------ RECORDS SUPPLIED

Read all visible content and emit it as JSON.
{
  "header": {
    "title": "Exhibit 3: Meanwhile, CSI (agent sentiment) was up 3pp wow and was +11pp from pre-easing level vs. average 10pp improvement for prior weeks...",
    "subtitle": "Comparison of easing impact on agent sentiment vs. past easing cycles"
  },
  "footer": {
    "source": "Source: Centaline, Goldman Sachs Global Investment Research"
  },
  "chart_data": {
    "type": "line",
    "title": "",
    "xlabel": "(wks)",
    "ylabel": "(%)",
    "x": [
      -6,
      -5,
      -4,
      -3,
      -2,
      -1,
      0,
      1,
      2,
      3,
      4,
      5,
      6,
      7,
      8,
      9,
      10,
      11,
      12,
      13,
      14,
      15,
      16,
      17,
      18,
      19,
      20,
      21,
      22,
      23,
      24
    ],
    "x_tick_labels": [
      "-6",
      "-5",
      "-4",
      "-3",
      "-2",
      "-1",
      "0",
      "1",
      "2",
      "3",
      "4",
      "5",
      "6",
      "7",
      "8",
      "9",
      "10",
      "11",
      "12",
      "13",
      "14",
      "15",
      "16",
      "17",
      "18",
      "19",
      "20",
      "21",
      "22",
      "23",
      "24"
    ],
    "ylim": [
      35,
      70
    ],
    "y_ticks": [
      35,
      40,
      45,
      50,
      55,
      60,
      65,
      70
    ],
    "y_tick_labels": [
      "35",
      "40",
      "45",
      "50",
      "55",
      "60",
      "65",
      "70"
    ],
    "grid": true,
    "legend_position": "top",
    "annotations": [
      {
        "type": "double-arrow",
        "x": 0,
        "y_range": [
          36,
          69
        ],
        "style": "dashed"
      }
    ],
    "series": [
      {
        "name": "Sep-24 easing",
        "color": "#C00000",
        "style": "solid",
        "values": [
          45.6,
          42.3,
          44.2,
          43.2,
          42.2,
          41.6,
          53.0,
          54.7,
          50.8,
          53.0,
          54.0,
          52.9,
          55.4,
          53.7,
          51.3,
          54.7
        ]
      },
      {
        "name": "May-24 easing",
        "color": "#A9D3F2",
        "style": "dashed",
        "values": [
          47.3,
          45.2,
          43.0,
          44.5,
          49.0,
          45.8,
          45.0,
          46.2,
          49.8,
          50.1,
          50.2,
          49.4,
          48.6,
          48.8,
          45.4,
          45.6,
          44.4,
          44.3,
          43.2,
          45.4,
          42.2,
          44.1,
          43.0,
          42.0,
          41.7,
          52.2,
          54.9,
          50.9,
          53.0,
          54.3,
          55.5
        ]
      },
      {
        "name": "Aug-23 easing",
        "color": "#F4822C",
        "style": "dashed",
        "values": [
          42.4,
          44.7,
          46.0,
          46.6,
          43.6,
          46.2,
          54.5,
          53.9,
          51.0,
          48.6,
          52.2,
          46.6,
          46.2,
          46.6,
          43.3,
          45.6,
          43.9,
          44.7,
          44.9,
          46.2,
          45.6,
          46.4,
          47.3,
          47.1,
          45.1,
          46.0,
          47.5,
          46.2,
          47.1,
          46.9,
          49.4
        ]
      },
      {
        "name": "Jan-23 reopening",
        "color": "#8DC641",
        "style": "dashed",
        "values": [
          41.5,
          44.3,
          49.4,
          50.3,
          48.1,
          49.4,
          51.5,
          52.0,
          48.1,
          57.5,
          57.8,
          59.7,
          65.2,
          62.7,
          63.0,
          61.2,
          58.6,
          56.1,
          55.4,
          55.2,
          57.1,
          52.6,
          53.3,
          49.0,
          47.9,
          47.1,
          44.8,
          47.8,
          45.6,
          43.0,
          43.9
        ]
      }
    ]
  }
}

------------

YOUR TASK:
Type out the full listing again, exactly as given.

IN RESPONSE:
Read all visible content and emit it as JSON.
{
  "header": {
    "title": "Exhibit 3: Meanwhile, CSI (agent sentiment) was up 3pp wow and was +11pp from pre-easing level vs. average 10pp improvement for prior weeks...",
    "subtitle": "Comparison of easing impact on agent sentiment vs. past easing cycles"
  },
  "footer": {
    "source": "Source: Centaline, Goldman Sachs Global Investment Research"
  },
  "chart_data": {
    "type": "line",
    "title": "",
    "xlabel": "(wks)",
    "ylabel": "(%)",
    "x": [
      -6,
      -5,
      -4,
      -3,
      -2,
      -1,
      0,
      1,
      2,
      3,
      4,
      5,
      6,
      7,
      8,
      9,
      10,
      11,
      12,
      13,
      14,
      15,
      16,
      17,
      18,
      19,
      20,
      21,
      22,
      23,
      24
    ],
    "x_tick_labels": [
      "-6",
      "-5",
      "-4",
      "-3",
      "-2",
      "-1",
      "0",
      "1",
      "2",
      "3",
      "4",
      "5",
      "6",
      "7",
      "8",
      "9",
      "10",
      "11",
      "12",
      "13",
      "14",
      "15",
      "16",
      "17",
      "18",
      "19",
      "20",
      "21",
      "22",
      "23",
      "24"
    ],
    "ylim": [
      35,
      70
    ],
    "y_ticks": [
      35,
      40,
      45,
      50,
      55,
      60,
      65,
      70
    ],
    "y_tick_labels": [
      "35",
      "40",
      "45",
      "50",
      "55",
      "60",
      "65",
      "70"
    ],
    "grid": true,
    "legend_position": "top",
    "annotations": [
      {
        "type": "double-arrow",
        "x": 0,
        "y_range": [
          36,
          69
        ],
        "style": "dashed"
      }
    ],
    "series": [
      {
        "name": "Sep-24 easing",
        "color": "#C00000",
        "style": "solid",
        "values": [
          45.6,
          42.3,
          44.2,
          43.2,
          42.2,
          41.6,
          53.0,
          54.7,
          50.8,
          53.0,
          54.0,
          52.9,
          55.4,
          53.7,
          51.3,
          54.7
        ]
      },
      {
        "name": "May-24 easing",
        "color": "#A9D3F2",
        "style": "dashed",
        "values": [
          47.3,
          45.2,
          43.0,
          44.5,
          49.0,
          45.8,
          45.0,
          46.2,
          49.8,
          50.1,
          50.2,
          49.4,
          48.6,
          48.8,
          45.4,
          45.6,
          44.4,
          44.3,
          43.2,
          45.4,
          42.2,
          44.1,
          43.0,
          42.0,
          41.7,
          52.2,
          54.9,
          50.9,
          53.0,
          54.3,
          55.5
        ]
      },
      {
        "name": "Aug-23 easing",
        "color": "#F4822C",
        "style": "dashed",
        "values": [
          42.4,
          44.7,
          46.0,
          46.6,
          43.6,
          46.2,
          54.5,
          53.9,
          51.0,
          48.6,
          52.2,
          46.6,
          46.2,
          46.6,
          43.3,
          45.6,
          43.9,
          44.7,
          44.9,
          46.2,
          45.6,
          46.4,
          47.3,
          47.1,
          45.1,
          46.0,
          47.5,
          46.2,
          47.1,
          46.9,
          49.4
        ]
      },
      {
        "name": "Jan-23 reopening",
        "color": "#8DC641",
        "style": "dashed",
        "values": [
          41.5,
          44.3,
          49.4,
          50.3,
          48.1,
          49.4,
          51.5,
          52.0,
          48.1,
          57.5,
          57.8,
          59.7,
          65.2,
          62.7,
          63.0,
          61.2,
          58.6,
          56.1,
          55.4,
          55.2,
          57.1,
          52.6,
          53.3,
          49.0,
          47.9,
          47.1,
          44.8,
          47.8,
          45.6,
          43.0,
          43.9
        ]
      }
    ]
  }
}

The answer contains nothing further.